Copy every line, leaving nothing out and adding nothing.

Dataset entries on figures:
▬▬▬▬▬▬▬▬▬▬
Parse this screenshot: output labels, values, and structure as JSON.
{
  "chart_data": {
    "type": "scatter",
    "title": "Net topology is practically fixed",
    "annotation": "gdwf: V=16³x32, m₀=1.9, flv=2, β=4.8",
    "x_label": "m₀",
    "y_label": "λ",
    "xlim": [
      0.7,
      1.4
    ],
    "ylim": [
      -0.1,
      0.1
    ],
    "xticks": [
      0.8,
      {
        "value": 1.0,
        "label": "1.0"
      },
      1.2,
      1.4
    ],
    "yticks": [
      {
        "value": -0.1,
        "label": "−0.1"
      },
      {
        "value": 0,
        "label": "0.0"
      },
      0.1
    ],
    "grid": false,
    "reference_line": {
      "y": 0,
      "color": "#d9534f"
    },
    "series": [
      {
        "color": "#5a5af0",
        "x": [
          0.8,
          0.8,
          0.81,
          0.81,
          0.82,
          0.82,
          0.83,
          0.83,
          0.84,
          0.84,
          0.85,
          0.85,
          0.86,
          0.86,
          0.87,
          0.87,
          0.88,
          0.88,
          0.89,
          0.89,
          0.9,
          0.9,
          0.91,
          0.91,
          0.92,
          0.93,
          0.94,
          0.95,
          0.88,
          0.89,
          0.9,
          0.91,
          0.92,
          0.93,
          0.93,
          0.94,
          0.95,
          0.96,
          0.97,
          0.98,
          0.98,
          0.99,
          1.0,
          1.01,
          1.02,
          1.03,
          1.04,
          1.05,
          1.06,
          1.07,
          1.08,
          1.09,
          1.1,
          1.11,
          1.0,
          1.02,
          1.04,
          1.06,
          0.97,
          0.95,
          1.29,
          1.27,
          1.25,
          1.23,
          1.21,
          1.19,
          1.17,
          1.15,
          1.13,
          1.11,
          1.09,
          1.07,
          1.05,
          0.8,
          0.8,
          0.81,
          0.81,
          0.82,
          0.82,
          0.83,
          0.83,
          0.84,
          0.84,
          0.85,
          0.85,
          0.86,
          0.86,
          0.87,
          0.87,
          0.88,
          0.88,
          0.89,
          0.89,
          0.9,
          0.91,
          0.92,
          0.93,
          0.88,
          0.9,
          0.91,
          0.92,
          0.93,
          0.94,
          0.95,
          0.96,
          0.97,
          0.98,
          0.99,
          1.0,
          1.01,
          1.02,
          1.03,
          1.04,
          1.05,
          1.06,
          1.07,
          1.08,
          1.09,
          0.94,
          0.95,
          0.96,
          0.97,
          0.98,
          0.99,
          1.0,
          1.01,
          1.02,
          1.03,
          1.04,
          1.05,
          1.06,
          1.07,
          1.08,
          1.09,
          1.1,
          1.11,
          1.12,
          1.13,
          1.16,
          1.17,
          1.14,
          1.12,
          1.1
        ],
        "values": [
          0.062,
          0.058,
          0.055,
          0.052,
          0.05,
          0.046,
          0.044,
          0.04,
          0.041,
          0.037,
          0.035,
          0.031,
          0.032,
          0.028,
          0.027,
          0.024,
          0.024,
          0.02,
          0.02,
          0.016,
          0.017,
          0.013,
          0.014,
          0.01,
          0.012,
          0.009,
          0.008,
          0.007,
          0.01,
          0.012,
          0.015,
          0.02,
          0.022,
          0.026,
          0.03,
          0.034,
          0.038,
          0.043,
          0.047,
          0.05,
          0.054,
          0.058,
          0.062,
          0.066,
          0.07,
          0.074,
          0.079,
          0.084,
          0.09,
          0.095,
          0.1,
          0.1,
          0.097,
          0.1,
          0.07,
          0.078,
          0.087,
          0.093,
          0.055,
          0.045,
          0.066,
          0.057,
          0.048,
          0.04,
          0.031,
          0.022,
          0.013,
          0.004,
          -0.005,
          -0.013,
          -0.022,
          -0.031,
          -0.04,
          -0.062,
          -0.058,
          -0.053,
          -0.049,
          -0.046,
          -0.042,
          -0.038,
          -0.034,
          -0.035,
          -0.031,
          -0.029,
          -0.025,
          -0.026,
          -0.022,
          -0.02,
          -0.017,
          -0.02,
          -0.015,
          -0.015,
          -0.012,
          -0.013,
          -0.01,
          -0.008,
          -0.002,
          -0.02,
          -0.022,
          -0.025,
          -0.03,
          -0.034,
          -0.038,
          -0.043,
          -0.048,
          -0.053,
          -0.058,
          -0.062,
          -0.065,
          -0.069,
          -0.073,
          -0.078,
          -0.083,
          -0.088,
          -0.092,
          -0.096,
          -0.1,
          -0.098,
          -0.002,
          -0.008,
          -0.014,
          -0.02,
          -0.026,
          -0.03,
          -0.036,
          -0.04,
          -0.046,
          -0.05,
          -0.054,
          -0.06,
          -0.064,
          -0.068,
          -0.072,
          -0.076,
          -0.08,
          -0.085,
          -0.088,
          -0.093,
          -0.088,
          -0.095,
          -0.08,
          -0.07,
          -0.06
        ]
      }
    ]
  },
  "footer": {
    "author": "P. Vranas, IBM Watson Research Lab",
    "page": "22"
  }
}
▬▬▬▬▬▬▬▬▬▬
• Written answer:
Parse this screenshot: output labels, values, and structure as JSON.
{
  "chart_data": {
    "type": "scatter",
    "title": "Net topology is practically fixed",
    "annotation": "gdwf: V=16³x32, m₀=1.9, flv=2, β=4.8",
    "x_label": "m₀",
    "y_label": "λ",
    "xlim": [
      0.7,
      1.4
    ],
    "ylim": [
      -0.1,
      0.1
    ],
    "xticks": [
      0.8,
      {
        "value": 1.0,
        "label": "1.0"
      },
      1.2,
      1.4
    ],
    "yticks": [
      {
        "value": -0.1,
        "label": "−0.1"
      },
      {
        "value": 0,
        "label": "0.0"
      },
      0.1
    ],
    "grid": false,
    "reference_line": {
      "y": 0,
      "color": "#d9534f"
    },
    "series": [
      {
        "color": "#5a5af0",
        "x": [
          0.8,
          0.8,
          0.81,
          0.81,
          0.82,
          0.82,
          0.83,
          0.83,
          0.84,
          0.84,
          0.85,
          0.85,
          0.86,
          0.86,
          0.87,
          0.87,
          0.88,
          0.88,
          0.89,
          0.89,
          0.9,
          0.9,
          0.91,
          0.91,
          0.92,
          0.93,
          0.94,
          0.95,
          0.88,
          0.89,
          0.9,
          0.91,
          0.92,
          0.93,
          0.93,
          0.94,
          0.95,
          0.96,
          0.97,
          0.98,
          0.98,
          0.99,
          1.0,
          1.01,
          1.02,
          1.03,
          1.04,
          1.05,
          1.06,
          1.07,
          1.08,
          1.09,
          1.1,
          1.11,
          1.0,
          1.02,
          1.04,
          1.06,
          0.97,
          0.95,
          1.29,
          1.27,
          1.25,
          1.23,
          1.21,
          1.19,
          1.17,
          1.15,
          1.13,
          1.11,
          1.09,
          1.07,
          1.05,
          0.8,
          0.8,
          0.81,
          0.81,
          0.82,
          0.82,
          0.83,
          0.83,
          0.84,
          0.84,
          0.85,
          0.85,
          0.86,
          0.86,
          0.87,
          0.87,
          0.88,
          0.88,
          0.89,
          0.89,
          0.9,
          0.91,
          0.92,
          0.93,
          0.88,
          0.9,
          0.91,
          0.92,
          0.93,
          0.94,
          0.95,
          0.96,
          0.97,
          0.98,
          0.99,
          1.0,
          1.01,
          1.02,
          1.03,
          1.04,
          1.05,
          1.06,
          1.07,
          1.08,
          1.09,
          0.94,
          0.95,
          0.96,
          0.97,
          0.98,
          0.99,
          1.0,
          1.01,
          1.02,
          1.03,
          1.04,
          1.05,
          1.06,
          1.07,
          1.08,
          1.09,
          1.1,
          1.11,
          1.12,
          1.13,
          1.16,
          1.17,
          1.14,
          1.12,
          1.1
        ],
        "values": [
          0.062,
          0.058,
          0.055,
          0.052,
          0.05,
          0.046,
          0.044,
          0.04,
          0.041,
          0.037,
          0.035,
          0.031,
          0.032,
          0.028,
          0.027,
          0.024,
          0.024,
          0.02,
          0.02,
          0.016,
          0.017,
          0.013,
          0.014,
          0.01,
          0.012,
          0.009,
          0.008,
          0.007,
          0.01,
          0.012,
          0.015,
          0.02,
          0.022,
          0.026,
          0.03,
          0.034,
          0.038,
          0.043,
          0.047,
          0.05,
          0.054,
          0.058,
          0.062,
          0.066,
          0.07,
          0.074,
          0.079,
          0.084,
          0.09,
          0.095,
          0.1,
          0.1,
          0.097,
          0.1,
          0.07,
          0.078,
          0.087,
          0.093,
          0.055,
          0.045,
          0.066,
          0.057,
          0.048,
          0.04,
          0.031,
          0.022,
          0.013,
          0.004,
          -0.005,
          -0.013,
          -0.022,
          -0.031,
          -0.04,
          -0.062,
          -0.058,
          -0.053,
          -0.049,
          -0.046,
          -0.042,
          -0.038,
          -0.034,
          -0.035,
          -0.031,
          -0.029,
          -0.025,
          -0.026,
          -0.022,
          -0.02,
          -0.017,
          -0.02,
          -0.015,
          -0.015,
          -0.012,
          -0.013,
          -0.01,
          -0.008,
          -0.002,
          -0.02,
          -0.022,
          -0.025,
          -0.03,
          -0.034,
          -0.038,
          -0.043,
          -0.048,
          -0.053,
          -0.058,
          -0.062,
          -0.065,
          -0.069,
          -0.073,
          -0.078,
          -0.083,
          -0.088,
          -0.092,
          -0.096,
          -0.1,
          -0.098,
          -0.002,
          -0.008,
          -0.014,
          -0.02,
          -0.026,
          -0.03,
          -0.036,
          -0.04,
          -0.046,
          -0.05,
          -0.054,
          -0.06,
          -0.064,
          -0.068,
          -0.072,
          -0.076,
          -0.08,
          -0.085,
          -0.088,
          -0.093,
          -0.088,
          -0.095,
          -0.08,
          -0.07,
          -0.06
        ]
      }
    ]
  },
  "footer": {
    "author": "P. Vranas, IBM Watson Research Lab",
    "page": "22"
  }
}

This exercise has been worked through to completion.